Wiersze ze zbioru danych o układzie:
* * * *

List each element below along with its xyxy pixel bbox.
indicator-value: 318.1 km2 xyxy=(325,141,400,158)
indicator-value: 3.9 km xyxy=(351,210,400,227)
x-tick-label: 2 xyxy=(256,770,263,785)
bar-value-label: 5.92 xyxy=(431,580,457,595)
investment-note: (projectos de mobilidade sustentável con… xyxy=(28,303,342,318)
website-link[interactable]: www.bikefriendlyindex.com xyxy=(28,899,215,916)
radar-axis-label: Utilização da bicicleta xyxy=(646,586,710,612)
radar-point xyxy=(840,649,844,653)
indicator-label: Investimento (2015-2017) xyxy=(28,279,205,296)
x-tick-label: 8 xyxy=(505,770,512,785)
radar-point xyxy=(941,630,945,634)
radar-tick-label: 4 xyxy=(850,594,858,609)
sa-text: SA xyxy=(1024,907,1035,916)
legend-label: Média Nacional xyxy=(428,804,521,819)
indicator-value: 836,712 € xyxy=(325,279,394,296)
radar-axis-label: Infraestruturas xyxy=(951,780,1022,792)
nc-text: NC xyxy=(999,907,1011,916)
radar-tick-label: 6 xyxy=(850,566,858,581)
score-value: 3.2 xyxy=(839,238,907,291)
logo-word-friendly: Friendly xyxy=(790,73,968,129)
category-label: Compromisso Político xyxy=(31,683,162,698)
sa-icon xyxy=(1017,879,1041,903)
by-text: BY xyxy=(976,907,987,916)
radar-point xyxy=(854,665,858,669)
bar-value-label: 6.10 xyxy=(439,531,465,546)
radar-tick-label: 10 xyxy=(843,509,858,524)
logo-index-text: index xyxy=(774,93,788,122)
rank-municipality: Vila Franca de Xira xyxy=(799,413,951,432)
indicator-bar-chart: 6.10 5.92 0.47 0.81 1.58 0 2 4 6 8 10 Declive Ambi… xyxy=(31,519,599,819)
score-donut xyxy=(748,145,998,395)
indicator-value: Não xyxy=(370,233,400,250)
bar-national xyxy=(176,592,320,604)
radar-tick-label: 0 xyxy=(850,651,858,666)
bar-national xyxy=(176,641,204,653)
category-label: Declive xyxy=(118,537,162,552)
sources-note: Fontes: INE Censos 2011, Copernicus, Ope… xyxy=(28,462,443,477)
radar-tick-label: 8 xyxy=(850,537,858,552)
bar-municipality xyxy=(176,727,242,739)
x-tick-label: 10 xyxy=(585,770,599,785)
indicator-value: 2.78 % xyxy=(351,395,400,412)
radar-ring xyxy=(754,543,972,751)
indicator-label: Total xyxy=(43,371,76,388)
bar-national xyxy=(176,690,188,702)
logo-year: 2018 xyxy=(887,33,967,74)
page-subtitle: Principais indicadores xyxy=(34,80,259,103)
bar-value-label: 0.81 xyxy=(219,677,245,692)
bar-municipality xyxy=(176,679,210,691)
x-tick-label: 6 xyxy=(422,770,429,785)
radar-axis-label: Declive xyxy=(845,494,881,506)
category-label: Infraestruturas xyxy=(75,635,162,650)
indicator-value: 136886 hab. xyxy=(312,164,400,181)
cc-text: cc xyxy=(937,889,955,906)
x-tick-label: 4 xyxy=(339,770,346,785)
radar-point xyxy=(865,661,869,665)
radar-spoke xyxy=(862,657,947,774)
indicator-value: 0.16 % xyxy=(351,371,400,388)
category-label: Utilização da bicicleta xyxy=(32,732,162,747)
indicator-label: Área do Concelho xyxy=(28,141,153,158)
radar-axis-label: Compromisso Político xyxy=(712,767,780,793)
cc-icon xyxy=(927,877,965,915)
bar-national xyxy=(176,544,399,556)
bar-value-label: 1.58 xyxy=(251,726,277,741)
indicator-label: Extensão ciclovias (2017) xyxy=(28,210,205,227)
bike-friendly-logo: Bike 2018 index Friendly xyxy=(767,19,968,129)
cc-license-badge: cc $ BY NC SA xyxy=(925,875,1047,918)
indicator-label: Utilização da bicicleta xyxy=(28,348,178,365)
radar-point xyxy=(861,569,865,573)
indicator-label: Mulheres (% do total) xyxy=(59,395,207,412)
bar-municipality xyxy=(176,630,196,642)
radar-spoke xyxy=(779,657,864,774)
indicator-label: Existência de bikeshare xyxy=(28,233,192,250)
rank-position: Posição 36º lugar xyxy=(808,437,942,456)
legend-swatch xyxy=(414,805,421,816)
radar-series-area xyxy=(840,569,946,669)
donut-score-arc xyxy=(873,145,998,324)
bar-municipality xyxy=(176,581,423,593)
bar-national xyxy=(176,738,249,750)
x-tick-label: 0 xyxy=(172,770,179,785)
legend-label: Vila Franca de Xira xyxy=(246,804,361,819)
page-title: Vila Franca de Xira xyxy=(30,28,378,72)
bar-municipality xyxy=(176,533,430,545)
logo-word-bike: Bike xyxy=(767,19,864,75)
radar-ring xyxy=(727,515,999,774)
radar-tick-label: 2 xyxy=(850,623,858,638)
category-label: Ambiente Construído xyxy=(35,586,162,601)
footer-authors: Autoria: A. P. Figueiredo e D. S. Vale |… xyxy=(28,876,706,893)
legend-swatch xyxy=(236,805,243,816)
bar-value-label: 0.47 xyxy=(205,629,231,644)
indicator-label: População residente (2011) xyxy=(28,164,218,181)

* * * *

■ **Cel**: Przepisz bez żadnych zmian wszystkie powyższe pozycje.

■ **Wynik zadania**:
List each element below along with its xyxy pixel bbox.
indicator-value: 318.1 km2 xyxy=(325,141,400,158)
indicator-value: 3.9 km xyxy=(351,210,400,227)
x-tick-label: 2 xyxy=(256,770,263,785)
bar-value-label: 5.92 xyxy=(431,580,457,595)
investment-note: (projectos de mobilidade sustentável con… xyxy=(28,303,342,318)
website-link[interactable]: www.bikefriendlyindex.com xyxy=(28,899,215,916)
radar-axis-label: Utilização da bicicleta xyxy=(646,586,710,612)
radar-point xyxy=(840,649,844,653)
indicator-label: Investimento (2015-2017) xyxy=(28,279,205,296)
x-tick-label: 8 xyxy=(505,770,512,785)
radar-point xyxy=(941,630,945,634)
radar-tick-label: 4 xyxy=(850,594,858,609)
sa-text: SA xyxy=(1024,907,1035,916)
legend-label: Média Nacional xyxy=(428,804,521,819)
indicator-value: 836,712 € xyxy=(325,279,394,296)
radar-axis-label: Infraestruturas xyxy=(951,780,1022,792)
nc-text: NC xyxy=(999,907,1011,916)
radar-tick-label: 6 xyxy=(850,566,858,581)
score-value: 3.2 xyxy=(839,238,907,291)
logo-word-friendly: Friendly xyxy=(790,73,968,129)
category-label: Compromisso Político xyxy=(31,683,162,698)
sa-icon xyxy=(1017,879,1041,903)
by-text: BY xyxy=(976,907,987,916)
radar-point xyxy=(854,665,858,669)
bar-value-label: 6.10 xyxy=(439,531,465,546)
radar-tick-label: 10 xyxy=(843,509,858,524)
logo-index-text: index xyxy=(774,93,788,122)
rank-municipality: Vila Franca de Xira xyxy=(799,413,951,432)
indicator-bar-chart: 6.10 5.92 0.47 0.81 1.58 0 2 4 6 8 10 Declive Ambi… xyxy=(31,519,599,819)
score-donut xyxy=(748,145,998,395)
indicator-value: Não xyxy=(370,233,400,250)
bar-national xyxy=(176,592,320,604)
radar-tick-label: 0 xyxy=(850,651,858,666)
bar-national xyxy=(176,641,204,653)
category-label: Declive xyxy=(118,537,162,552)
sources-note: Fontes: INE Censos 2011, Copernicus, Ope… xyxy=(28,462,443,477)
radar-tick-label: 8 xyxy=(850,537,858,552)
bar-municipality xyxy=(176,727,242,739)
x-tick-label: 10 xyxy=(585,770,599,785)
indicator-value: 2.78 % xyxy=(351,395,400,412)
radar-ring xyxy=(754,543,972,751)
indicator-label: Total xyxy=(43,371,76,388)
bar-national xyxy=(176,690,188,702)
logo-year: 2018 xyxy=(887,33,967,74)
page-subtitle: Principais indicadores xyxy=(34,80,259,103)
bar-value-label: 0.81 xyxy=(219,677,245,692)
bar-municipality xyxy=(176,679,210,691)
x-tick-label: 6 xyxy=(422,770,429,785)
radar-axis-label: Declive xyxy=(845,494,881,506)
category-label: Infraestruturas xyxy=(75,635,162,650)
indicator-value: 136886 hab. xyxy=(312,164,400,181)
cc-text: cc xyxy=(937,889,955,906)
x-tick-label: 4 xyxy=(339,770,346,785)
radar-point xyxy=(865,661,869,665)
radar-spoke xyxy=(862,657,947,774)
indicator-value: 0.16 % xyxy=(351,371,400,388)
category-label: Utilização da bicicleta xyxy=(32,732,162,747)
indicator-label: Área do Concelho xyxy=(28,141,153,158)
radar-axis-label: Compromisso Político xyxy=(712,767,780,793)
cc-icon xyxy=(927,877,965,915)
bar-national xyxy=(176,544,399,556)
bar-value-label: 1.58 xyxy=(251,726,277,741)
indicator-label: Extensão ciclovias (2017) xyxy=(28,210,205,227)
bike-friendly-logo: Bike 2018 index Friendly xyxy=(767,19,968,129)
cc-license-badge: cc $ BY NC SA xyxy=(925,875,1047,918)
indicator-label: Utilização da bicicleta xyxy=(28,348,178,365)
radar-point xyxy=(861,569,865,573)
indicator-label: Mulheres (% do total) xyxy=(59,395,207,412)
bar-municipality xyxy=(176,630,196,642)
radar-spoke xyxy=(779,657,864,774)
indicator-label: Existência de bikeshare xyxy=(28,233,192,250)
rank-position: Posição 36º lugar xyxy=(808,437,942,456)
legend-swatch xyxy=(414,805,421,816)
radar-series-area xyxy=(840,569,946,669)
donut-score-arc xyxy=(873,145,998,324)
bar-municipality xyxy=(176,581,423,593)
bar-national xyxy=(176,738,249,750)
x-tick-label: 0 xyxy=(172,770,179,785)
legend-label: Vila Franca de Xira xyxy=(246,804,361,819)
page-title: Vila Franca de Xira xyxy=(30,28,378,72)
bar-municipality xyxy=(176,533,430,545)
logo-word-bike: Bike xyxy=(767,19,864,75)
radar-ring xyxy=(727,515,999,774)
radar-tick-label: 2 xyxy=(850,623,858,638)
category-label: Ambiente Construído xyxy=(35,586,162,601)
footer-authors: Autoria: A. P. Figueiredo e D. S. Vale |… xyxy=(28,876,706,893)
legend-swatch xyxy=(236,805,243,816)
bar-value-label: 0.47 xyxy=(205,629,231,644)
indicator-label: População residente (2011) xyxy=(28,164,218,181)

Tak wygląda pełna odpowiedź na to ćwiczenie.